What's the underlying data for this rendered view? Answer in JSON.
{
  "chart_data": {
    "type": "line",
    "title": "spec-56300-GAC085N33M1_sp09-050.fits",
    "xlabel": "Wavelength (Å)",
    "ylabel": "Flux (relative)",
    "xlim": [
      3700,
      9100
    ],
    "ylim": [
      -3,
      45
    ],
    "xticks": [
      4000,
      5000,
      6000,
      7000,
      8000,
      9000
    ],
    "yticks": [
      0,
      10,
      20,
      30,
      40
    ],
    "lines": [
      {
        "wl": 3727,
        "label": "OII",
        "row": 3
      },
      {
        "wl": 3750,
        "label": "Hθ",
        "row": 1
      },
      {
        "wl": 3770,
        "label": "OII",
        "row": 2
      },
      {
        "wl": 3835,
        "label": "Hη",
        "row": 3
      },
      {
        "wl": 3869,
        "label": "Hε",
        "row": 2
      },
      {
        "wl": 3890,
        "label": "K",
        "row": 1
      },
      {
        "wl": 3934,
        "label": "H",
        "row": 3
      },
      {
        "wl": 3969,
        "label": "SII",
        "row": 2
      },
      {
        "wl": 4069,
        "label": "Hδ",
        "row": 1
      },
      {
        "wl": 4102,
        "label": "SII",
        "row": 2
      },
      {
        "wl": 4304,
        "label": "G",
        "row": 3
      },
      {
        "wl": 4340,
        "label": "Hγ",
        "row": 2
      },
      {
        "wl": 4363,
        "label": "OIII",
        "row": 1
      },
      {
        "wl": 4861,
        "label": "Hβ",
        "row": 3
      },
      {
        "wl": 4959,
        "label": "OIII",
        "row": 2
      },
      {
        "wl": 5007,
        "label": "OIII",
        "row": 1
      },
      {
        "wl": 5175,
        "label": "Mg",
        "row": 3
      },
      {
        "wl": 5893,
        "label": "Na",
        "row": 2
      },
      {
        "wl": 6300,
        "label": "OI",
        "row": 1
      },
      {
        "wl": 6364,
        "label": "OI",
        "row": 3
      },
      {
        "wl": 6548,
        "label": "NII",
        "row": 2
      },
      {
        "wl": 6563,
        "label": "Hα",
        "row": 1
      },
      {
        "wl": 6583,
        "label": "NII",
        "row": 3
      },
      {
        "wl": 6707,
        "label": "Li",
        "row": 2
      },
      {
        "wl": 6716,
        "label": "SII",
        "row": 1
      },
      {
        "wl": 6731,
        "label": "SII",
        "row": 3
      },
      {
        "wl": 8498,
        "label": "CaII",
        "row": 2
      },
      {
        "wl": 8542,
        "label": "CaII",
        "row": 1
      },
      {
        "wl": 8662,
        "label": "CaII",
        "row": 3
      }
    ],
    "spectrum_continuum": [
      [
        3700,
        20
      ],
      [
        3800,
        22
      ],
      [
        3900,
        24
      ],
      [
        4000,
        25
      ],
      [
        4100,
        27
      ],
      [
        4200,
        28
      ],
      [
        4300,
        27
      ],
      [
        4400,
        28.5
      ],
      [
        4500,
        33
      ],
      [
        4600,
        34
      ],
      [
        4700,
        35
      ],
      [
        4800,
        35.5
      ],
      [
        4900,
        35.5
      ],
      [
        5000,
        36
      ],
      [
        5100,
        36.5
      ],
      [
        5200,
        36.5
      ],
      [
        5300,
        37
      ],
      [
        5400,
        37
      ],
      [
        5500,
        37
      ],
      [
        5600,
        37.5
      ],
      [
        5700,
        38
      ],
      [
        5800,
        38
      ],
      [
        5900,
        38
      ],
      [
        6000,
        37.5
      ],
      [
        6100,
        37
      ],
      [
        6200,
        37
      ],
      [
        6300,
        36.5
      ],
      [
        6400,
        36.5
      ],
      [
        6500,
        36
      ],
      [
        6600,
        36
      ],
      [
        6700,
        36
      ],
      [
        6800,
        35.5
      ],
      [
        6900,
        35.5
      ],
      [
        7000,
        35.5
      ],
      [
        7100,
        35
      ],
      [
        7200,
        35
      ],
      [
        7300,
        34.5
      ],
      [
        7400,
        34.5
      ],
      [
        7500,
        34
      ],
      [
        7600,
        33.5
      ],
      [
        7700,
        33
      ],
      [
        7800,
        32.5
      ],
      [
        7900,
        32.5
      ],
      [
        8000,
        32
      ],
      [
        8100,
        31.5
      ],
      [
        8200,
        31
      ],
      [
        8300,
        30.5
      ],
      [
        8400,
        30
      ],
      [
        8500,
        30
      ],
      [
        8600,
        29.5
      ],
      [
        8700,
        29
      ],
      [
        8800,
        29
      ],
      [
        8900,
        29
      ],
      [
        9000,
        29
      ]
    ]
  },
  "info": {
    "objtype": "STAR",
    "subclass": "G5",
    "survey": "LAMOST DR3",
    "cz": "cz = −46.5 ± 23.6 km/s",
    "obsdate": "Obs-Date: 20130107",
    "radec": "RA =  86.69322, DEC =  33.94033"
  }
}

════════

◆ WHAT THE TASK ASKS: Can you give every line above again, exactly as written?

◆ PROBLEM SOLUTION:
What's the underlying data for this rendered view? Answer in JSON.
{
  "chart_data": {
    "type": "line",
    "title": "spec-56300-GAC085N33M1_sp09-050.fits",
    "xlabel": "Wavelength (Å)",
    "ylabel": "Flux (relative)",
    "xlim": [
      3700,
      9100
    ],
    "ylim": [
      -3,
      45
    ],
    "xticks": [
      4000,
      5000,
      6000,
      7000,
      8000,
      9000
    ],
    "yticks": [
      0,
      10,
      20,
      30,
      40
    ],
    "lines": [
      {
        "wl": 3727,
        "label": "OII",
        "row": 3
      },
      {
        "wl": 3750,
        "label": "Hθ",
        "row": 1
      },
      {
        "wl": 3770,
        "label": "OII",
        "row": 2
      },
      {
        "wl": 3835,
        "label": "Hη",
        "row": 3
      },
      {
        "wl": 3869,
        "label": "Hε",
        "row": 2
      },
      {
        "wl": 3890,
        "label": "K",
        "row": 1
      },
      {
        "wl": 3934,
        "label": "H",
        "row": 3
      },
      {
        "wl": 3969,
        "label": "SII",
        "row": 2
      },
      {
        "wl": 4069,
        "label": "Hδ",
        "row": 1
      },
      {
        "wl": 4102,
        "label": "SII",
        "row": 2
      },
      {
        "wl": 4304,
        "label": "G",
        "row": 3
      },
      {
        "wl": 4340,
        "label": "Hγ",
        "row": 2
      },
      {
        "wl": 4363,
        "label": "OIII",
        "row": 1
      },
      {
        "wl": 4861,
        "label": "Hβ",
        "row": 3
      },
      {
        "wl": 4959,
        "label": "OIII",
        "row": 2
      },
      {
        "wl": 5007,
        "label": "OIII",
        "row": 1
      },
      {
        "wl": 5175,
        "label": "Mg",
        "row": 3
      },
      {
        "wl": 5893,
        "label": "Na",
        "row": 2
      },
      {
        "wl": 6300,
        "label": "OI",
        "row": 1
      },
      {
        "wl": 6364,
        "label": "OI",
        "row": 3
      },
      {
        "wl": 6548,
        "label": "NII",
        "row": 2
      },
      {
        "wl": 6563,
        "label": "Hα",
        "row": 1
      },
      {
        "wl": 6583,
        "label": "NII",
        "row": 3
      },
      {
        "wl": 6707,
        "label": "Li",
        "row": 2
      },
      {
        "wl": 6716,
        "label": "SII",
        "row": 1
      },
      {
        "wl": 6731,
        "label": "SII",
        "row": 3
      },
      {
        "wl": 8498,
        "label": "CaII",
        "row": 2
      },
      {
        "wl": 8542,
        "label": "CaII",
        "row": 1
      },
      {
        "wl": 8662,
        "label": "CaII",
        "row": 3
      }
    ],
    "spectrum_continuum": [
      [
        3700,
        20
      ],
      [
        3800,
        22
      ],
      [
        3900,
        24
      ],
      [
        4000,
        25
      ],
      [
        4100,
        27
      ],
      [
        4200,
        28
      ],
      [
        4300,
        27
      ],
      [
        4400,
        28.5
      ],
      [
        4500,
        33
      ],
      [
        4600,
        34
      ],
      [
        4700,
        35
      ],
      [
        4800,
        35.5
      ],
      [
        4900,
        35.5
      ],
      [
        5000,
        36
      ],
      [
        5100,
        36.5
      ],
      [
        5200,
        36.5
      ],
      [
        5300,
        37
      ],
      [
        5400,
        37
      ],
      [
        5500,
        37
      ],
      [
        5600,
        37.5
      ],
      [
        5700,
        38
      ],
      [
        5800,
        38
      ],
      [
        5900,
        38
      ],
      [
        6000,
        37.5
      ],
      [
        6100,
        37
      ],
      [
        6200,
        37
      ],
      [
        6300,
        36.5
      ],
      [
        6400,
        36.5
      ],
      [
        6500,
        36
      ],
      [
        6600,
        36
      ],
      [
        6700,
        36
      ],
      [
        6800,
        35.5
      ],
      [
        6900,
        35.5
      ],
      [
        7000,
        35.5
      ],
      [
        7100,
        35
      ],
      [
        7200,
        35
      ],
      [
        7300,
        34.5
      ],
      [
        7400,
        34.5
      ],
      [
        7500,
        34
      ],
      [
        7600,
        33.5
      ],
      [
        7700,
        33
      ],
      [
        7800,
        32.5
      ],
      [
        7900,
        32.5
      ],
      [
        8000,
        32
      ],
      [
        8100,
        31.5
      ],
      [
        8200,
        31
      ],
      [
        8300,
        30.5
      ],
      [
        8400,
        30
      ],
      [
        8500,
        30
      ],
      [
        8600,
        29.5
      ],
      [
        8700,
        29
      ],
      [
        8800,
        29
      ],
      [
        8900,
        29
      ],
      [
        9000,
        29
      ]
    ]
  },
  "info": {
    "objtype": "STAR",
    "subclass": "G5",
    "survey": "LAMOST DR3",
    "cz": "cz = −46.5 ± 23.6 km/s",
    "obsdate": "Obs-Date: 20130107",
    "radec": "RA =  86.69322, DEC =  33.94033"
  }
}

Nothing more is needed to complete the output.